══ Source excerpt
The Institute of Policy Studies Islamabad (IPS), () is a Pakistani think tank founded by renowned economist, political thinker and former senator Khurshid Ahmad in 1979, who continues as its chairman. IPS declares itself to be an autonomous, not-for-profit, civil society organization, dedicated to promoting policy-oriented research. It claims to provide a forum for informed discussion and dialogue on national and international issues.

Research matters are overseen by the IPS National Academic Council composed of diplomats, academics, educationists, military and industry experts.

Activities 
The IPS achieves its objectives through a wide range of activities and outcomes ranging from seminars, symposia, conferences and roundtables on multi-dimensional topics. Reports, periodicals and publications, Interaction, dialogue, thematic research, and capacity-building programs are instrumental in its research endeavors.  IPS formulate viable plans and present key initiatives and policy measures to policymakers, analysts, political leaders, legislators, researchers, academia, civil society organization, media and other stakeholders. IPS believes in good governance, transparency (behavior), professionalism, and program effectiveness. The institute strictly upholds its independence, credibility, and Integrity. It operates as a self-financed think-tank through endowments, sponsorships, voluntary services and private donations. Aside from its periodicals, publications and membership fees it also generates revenues by providing consultancy services.
════
══ Dataset
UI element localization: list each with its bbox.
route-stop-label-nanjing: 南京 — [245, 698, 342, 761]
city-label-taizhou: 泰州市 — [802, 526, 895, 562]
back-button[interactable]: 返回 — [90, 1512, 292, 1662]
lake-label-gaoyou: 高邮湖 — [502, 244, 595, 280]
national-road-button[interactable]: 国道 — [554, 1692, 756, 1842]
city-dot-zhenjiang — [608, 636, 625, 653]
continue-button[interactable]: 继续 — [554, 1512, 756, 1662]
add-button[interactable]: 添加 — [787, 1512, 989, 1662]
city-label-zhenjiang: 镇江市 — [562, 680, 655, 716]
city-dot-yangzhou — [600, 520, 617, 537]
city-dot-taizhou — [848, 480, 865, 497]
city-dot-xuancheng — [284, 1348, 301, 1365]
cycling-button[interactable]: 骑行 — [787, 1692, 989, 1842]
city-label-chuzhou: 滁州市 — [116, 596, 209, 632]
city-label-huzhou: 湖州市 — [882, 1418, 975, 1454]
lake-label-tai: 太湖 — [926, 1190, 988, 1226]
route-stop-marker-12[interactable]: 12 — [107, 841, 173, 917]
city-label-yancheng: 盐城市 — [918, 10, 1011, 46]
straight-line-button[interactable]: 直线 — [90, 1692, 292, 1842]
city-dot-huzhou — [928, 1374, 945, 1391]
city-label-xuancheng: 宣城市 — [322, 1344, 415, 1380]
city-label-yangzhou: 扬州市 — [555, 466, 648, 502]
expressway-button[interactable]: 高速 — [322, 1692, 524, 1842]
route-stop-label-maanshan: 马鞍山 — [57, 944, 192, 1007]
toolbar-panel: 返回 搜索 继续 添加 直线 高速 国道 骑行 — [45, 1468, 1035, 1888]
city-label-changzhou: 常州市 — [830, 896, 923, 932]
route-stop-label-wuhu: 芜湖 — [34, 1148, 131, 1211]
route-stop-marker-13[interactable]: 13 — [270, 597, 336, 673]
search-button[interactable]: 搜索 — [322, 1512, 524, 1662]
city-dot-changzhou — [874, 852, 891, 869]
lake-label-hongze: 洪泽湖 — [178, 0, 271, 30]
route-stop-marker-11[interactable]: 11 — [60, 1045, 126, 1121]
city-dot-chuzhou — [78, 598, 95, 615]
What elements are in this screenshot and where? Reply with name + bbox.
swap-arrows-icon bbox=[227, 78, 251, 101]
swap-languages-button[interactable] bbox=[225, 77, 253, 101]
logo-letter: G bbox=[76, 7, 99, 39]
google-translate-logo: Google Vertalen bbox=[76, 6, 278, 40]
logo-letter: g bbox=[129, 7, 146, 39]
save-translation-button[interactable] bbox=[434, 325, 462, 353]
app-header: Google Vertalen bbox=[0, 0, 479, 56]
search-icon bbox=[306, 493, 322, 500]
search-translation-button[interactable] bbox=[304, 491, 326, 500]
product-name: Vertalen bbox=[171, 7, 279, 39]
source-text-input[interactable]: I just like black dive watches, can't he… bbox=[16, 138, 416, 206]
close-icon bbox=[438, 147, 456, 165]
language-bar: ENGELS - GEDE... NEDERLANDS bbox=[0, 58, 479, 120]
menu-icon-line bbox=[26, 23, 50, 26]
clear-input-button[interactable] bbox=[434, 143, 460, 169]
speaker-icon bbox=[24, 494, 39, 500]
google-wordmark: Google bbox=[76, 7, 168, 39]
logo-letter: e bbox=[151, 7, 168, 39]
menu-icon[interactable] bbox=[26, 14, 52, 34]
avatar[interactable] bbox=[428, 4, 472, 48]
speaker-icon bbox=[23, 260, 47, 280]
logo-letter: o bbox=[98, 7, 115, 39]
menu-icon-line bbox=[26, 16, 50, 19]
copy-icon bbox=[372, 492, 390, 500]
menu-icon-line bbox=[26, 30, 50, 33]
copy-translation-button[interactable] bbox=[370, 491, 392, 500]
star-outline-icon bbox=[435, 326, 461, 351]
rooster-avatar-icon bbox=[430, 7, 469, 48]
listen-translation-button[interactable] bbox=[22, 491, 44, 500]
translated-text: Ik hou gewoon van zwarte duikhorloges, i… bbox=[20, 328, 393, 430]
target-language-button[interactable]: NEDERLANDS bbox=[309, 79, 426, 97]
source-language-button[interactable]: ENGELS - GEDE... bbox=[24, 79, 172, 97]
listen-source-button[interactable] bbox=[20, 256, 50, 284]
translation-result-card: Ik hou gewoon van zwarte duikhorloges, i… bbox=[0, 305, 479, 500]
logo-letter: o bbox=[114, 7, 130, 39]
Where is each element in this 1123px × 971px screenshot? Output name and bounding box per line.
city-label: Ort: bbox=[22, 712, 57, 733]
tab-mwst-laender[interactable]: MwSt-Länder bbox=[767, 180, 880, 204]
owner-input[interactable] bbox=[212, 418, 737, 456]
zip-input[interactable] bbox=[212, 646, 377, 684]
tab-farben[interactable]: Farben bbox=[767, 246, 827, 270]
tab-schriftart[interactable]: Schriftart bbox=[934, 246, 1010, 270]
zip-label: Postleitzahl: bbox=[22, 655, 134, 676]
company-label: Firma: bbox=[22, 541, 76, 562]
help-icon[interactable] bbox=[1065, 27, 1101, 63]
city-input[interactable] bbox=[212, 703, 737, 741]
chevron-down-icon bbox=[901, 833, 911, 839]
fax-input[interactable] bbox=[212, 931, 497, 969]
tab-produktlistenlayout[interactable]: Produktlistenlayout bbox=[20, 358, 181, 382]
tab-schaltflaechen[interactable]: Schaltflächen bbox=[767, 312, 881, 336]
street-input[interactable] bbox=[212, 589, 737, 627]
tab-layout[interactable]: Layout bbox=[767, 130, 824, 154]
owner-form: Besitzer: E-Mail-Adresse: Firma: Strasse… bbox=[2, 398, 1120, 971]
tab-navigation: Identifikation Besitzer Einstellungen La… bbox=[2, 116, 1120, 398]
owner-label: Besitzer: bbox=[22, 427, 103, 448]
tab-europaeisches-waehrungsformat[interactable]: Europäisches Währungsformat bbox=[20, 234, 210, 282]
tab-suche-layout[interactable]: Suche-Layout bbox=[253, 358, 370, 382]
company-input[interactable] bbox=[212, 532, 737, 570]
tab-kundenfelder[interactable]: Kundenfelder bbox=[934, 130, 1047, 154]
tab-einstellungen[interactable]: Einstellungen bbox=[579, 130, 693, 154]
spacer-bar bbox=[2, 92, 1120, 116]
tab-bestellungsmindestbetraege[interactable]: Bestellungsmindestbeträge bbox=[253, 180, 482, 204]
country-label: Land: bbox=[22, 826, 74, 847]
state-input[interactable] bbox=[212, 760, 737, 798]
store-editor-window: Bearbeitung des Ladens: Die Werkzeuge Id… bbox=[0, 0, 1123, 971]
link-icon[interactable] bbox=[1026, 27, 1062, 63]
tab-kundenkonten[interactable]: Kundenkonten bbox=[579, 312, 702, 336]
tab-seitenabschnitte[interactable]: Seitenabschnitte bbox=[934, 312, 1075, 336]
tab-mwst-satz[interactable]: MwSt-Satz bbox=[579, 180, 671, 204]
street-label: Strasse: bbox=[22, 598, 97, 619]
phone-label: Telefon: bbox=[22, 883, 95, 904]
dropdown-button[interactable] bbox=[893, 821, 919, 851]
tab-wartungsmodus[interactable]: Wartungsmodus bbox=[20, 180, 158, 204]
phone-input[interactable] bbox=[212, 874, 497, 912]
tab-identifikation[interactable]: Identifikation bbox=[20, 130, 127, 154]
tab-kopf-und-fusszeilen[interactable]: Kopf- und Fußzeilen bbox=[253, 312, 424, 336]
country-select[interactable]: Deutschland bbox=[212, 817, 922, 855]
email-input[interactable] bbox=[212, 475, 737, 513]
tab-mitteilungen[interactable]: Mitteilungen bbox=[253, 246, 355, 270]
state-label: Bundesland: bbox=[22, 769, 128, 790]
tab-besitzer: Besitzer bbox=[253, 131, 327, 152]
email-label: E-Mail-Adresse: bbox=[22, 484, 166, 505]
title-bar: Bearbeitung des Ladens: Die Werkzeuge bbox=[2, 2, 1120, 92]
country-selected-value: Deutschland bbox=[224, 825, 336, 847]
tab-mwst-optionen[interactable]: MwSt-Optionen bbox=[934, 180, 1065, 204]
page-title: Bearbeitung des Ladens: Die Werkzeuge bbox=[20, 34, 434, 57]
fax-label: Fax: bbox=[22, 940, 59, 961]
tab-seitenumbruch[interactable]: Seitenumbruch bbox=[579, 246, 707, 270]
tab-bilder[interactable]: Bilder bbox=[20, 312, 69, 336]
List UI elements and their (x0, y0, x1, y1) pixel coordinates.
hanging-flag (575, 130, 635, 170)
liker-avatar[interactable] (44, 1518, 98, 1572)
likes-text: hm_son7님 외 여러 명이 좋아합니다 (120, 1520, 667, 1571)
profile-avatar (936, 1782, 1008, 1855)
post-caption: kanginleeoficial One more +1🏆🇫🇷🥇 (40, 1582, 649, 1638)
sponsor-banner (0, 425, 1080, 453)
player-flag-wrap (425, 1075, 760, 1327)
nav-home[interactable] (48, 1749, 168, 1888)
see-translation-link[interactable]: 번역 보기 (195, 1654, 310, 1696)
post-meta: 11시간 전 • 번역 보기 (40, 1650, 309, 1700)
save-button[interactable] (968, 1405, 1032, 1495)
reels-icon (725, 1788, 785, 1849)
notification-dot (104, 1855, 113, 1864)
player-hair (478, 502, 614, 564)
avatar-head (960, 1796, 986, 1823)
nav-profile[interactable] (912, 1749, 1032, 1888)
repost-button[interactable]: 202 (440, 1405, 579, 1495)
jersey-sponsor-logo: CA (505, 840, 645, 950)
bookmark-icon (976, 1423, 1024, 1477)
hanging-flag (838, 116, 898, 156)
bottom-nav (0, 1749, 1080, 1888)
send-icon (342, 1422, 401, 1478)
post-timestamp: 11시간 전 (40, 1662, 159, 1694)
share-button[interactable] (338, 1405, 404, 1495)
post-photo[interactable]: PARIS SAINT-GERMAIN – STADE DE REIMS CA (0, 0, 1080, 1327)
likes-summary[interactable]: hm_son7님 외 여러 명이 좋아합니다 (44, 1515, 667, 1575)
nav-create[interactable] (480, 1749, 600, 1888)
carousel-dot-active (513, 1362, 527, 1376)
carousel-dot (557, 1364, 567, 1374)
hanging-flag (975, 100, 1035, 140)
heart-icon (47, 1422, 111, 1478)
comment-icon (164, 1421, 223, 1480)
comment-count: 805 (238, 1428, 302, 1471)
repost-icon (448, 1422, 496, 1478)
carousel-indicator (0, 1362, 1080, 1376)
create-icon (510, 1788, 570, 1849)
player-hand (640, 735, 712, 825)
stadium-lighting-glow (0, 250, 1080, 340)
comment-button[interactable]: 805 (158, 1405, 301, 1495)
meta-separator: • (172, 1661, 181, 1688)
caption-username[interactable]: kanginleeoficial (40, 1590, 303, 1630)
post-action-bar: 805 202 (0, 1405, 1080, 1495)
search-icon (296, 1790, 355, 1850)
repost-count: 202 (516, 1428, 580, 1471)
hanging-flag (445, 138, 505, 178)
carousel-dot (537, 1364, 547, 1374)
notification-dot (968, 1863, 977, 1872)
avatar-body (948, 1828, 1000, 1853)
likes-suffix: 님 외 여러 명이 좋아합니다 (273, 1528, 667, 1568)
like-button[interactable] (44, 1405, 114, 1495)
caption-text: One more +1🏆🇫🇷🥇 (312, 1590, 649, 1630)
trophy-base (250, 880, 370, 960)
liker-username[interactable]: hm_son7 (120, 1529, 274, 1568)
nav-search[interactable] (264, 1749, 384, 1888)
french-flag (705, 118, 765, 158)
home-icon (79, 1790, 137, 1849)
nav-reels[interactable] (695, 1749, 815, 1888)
════
Recast the paragraph of the IPS text that begins "The IPS achieves its objectives" as a bulleted list, keeping its main facts.

> Written answer:
- Holds seminars, symposia, conferences and roundtables on multi-dimensional topics
- Relies on reports, periodicals, publications, interaction, dialogue, thematic research and capacity-building programs for its research
- Presents viable plans, key initiatives and policy measures to policymakers, analysts, political leaders, legislators, researchers, academia, civil society organizations, media and other stakeholders
- Believes in good governance, transparency, professionalism and program effectiveness
- Upholds its independence, credibility and integrity
- Is self-financed through endowments, sponsorships, voluntary services and private donations
- Also earns revenue from periodicals, publications, membership fees and consultancy services